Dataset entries
↓↓↓
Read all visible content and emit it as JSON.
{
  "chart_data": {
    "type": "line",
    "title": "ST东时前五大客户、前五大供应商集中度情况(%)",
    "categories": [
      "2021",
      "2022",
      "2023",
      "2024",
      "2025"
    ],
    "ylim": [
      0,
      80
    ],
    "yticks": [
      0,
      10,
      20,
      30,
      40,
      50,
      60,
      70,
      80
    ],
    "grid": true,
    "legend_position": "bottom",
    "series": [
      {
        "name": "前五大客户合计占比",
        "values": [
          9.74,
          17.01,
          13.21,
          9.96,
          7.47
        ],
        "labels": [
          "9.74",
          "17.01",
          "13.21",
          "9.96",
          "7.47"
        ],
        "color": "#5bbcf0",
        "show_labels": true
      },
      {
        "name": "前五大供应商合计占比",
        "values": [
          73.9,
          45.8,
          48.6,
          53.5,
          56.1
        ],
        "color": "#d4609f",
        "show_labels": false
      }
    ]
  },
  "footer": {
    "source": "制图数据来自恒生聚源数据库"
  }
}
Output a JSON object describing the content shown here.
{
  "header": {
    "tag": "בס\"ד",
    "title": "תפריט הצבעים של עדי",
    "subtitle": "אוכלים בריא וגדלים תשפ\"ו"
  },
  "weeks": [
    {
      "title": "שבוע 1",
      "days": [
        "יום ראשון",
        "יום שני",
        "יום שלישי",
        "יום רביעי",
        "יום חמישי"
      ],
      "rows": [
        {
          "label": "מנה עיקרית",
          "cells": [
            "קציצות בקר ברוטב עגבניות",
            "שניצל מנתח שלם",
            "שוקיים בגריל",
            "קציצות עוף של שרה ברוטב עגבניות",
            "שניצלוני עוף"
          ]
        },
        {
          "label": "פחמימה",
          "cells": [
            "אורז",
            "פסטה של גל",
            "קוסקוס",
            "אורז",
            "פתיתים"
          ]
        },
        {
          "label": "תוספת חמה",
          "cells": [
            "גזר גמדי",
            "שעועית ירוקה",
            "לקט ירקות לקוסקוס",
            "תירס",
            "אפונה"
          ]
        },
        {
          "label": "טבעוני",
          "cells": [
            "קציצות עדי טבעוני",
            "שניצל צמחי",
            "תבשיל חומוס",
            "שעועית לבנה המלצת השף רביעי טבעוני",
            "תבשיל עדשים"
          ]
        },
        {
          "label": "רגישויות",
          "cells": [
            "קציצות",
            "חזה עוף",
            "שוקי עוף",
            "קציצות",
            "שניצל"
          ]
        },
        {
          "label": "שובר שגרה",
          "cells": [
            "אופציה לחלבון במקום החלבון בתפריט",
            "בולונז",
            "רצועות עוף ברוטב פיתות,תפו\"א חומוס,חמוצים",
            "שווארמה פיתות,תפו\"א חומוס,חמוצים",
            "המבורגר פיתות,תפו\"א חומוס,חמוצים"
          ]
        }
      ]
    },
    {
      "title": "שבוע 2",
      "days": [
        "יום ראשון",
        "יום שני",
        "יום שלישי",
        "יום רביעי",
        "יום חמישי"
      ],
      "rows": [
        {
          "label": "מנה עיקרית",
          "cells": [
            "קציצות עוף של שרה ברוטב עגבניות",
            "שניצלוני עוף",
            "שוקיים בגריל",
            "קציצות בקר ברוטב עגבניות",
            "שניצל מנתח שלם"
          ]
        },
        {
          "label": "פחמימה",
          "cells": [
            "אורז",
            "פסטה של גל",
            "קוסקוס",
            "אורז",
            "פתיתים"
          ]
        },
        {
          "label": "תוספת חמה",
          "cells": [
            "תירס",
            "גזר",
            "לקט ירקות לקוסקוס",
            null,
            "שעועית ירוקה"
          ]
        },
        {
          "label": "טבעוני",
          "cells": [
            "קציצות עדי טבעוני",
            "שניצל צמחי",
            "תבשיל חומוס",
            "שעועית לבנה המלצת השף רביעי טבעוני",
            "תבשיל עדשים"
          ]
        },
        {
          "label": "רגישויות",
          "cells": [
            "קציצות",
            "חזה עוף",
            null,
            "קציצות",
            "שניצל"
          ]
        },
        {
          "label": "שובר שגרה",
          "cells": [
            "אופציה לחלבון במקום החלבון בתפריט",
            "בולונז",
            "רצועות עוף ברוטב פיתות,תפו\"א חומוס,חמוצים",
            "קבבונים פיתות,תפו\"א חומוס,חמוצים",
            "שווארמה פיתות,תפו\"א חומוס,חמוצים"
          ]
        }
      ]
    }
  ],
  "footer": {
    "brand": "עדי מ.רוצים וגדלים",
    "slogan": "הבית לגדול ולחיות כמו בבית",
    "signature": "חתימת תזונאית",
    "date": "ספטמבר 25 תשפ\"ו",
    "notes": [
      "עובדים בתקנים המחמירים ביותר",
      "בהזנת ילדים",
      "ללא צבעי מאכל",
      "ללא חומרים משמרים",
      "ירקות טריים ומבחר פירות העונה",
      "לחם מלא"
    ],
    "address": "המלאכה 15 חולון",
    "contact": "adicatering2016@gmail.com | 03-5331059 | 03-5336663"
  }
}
↑↑↑
*REQUIRED WORK:* Find every line in the records above that contains the word "JSON", and copy each one.

*TASK SOLUTION:*
Read all visible content and emit it as JSON.
Output a JSON object describing the content shown here.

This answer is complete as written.